SET TASK: Reproduce the lines of the records from the start of the records through the line containing "city-dot <box>666 468 676 478</box>", including both.

LISTED ENTRIES:
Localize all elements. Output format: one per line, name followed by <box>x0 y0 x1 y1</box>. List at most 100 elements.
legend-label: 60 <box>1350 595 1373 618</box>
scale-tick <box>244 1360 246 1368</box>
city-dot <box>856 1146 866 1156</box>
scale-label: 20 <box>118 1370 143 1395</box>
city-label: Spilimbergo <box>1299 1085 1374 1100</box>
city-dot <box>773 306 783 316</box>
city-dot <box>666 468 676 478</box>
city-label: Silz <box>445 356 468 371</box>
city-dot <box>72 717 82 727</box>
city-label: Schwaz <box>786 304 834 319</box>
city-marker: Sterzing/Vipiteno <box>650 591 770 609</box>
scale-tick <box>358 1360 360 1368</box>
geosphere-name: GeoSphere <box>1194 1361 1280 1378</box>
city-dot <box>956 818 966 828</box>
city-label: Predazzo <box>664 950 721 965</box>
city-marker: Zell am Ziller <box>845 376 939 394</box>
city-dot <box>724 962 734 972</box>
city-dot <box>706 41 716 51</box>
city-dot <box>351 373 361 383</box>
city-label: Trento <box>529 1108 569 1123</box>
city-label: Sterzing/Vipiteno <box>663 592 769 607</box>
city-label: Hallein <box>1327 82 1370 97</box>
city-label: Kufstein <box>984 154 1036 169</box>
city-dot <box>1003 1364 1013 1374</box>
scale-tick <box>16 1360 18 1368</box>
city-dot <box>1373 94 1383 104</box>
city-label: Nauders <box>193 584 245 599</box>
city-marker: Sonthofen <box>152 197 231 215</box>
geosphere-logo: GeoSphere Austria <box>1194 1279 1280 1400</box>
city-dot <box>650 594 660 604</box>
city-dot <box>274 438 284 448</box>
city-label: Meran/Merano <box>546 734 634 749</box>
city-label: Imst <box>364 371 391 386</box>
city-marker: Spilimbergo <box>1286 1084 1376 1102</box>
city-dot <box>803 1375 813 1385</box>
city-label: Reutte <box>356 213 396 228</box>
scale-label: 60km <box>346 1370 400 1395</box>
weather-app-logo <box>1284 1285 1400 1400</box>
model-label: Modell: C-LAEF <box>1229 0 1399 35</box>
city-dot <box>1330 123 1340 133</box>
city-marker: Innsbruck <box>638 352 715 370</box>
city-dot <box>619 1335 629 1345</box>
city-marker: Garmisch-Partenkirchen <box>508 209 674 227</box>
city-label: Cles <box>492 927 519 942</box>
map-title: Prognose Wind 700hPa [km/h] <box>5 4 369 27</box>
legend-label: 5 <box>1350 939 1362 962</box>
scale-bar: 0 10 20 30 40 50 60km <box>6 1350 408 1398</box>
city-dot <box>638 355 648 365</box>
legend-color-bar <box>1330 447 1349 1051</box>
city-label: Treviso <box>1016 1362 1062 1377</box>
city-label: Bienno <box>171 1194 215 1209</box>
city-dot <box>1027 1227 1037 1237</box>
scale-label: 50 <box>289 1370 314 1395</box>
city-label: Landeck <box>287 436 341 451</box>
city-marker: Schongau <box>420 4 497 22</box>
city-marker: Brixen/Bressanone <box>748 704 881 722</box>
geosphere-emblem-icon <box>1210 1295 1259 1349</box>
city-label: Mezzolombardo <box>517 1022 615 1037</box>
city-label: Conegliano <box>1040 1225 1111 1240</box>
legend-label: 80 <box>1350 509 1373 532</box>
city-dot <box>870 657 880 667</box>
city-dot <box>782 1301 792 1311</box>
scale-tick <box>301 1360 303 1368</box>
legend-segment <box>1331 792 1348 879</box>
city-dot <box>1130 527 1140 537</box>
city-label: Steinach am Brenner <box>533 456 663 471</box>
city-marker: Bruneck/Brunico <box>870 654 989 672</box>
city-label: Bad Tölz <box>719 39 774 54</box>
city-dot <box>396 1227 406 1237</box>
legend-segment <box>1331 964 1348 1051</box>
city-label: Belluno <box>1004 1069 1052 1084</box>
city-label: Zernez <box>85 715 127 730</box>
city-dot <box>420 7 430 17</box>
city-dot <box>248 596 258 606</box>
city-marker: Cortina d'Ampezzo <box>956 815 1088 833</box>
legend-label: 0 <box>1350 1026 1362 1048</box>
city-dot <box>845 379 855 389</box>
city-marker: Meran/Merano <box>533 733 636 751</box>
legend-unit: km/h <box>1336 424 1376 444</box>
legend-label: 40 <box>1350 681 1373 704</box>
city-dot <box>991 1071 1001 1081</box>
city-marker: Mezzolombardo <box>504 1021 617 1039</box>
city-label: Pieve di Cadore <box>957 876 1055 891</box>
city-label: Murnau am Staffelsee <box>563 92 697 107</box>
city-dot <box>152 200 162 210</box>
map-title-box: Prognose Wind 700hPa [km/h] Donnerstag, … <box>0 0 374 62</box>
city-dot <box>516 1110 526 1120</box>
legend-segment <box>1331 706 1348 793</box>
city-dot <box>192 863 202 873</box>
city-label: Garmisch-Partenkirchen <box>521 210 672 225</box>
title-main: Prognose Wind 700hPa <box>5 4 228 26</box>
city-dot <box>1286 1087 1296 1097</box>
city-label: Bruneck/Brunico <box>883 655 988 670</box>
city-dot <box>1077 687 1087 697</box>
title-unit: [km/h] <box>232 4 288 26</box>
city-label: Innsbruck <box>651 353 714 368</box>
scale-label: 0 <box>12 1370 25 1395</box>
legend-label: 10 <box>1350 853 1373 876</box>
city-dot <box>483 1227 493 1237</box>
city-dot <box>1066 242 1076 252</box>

SOLUTION:
Localize all elements. Output format: one per line, name followed by <box>x0 y0 x1 y1</box>. List at most 100 elements.
legend-label: 60 <box>1350 595 1373 618</box>
scale-tick <box>244 1360 246 1368</box>
city-dot <box>856 1146 866 1156</box>
scale-label: 20 <box>118 1370 143 1395</box>
city-label: Spilimbergo <box>1299 1085 1374 1100</box>
city-dot <box>773 306 783 316</box>
city-dot <box>666 468 676 478</box>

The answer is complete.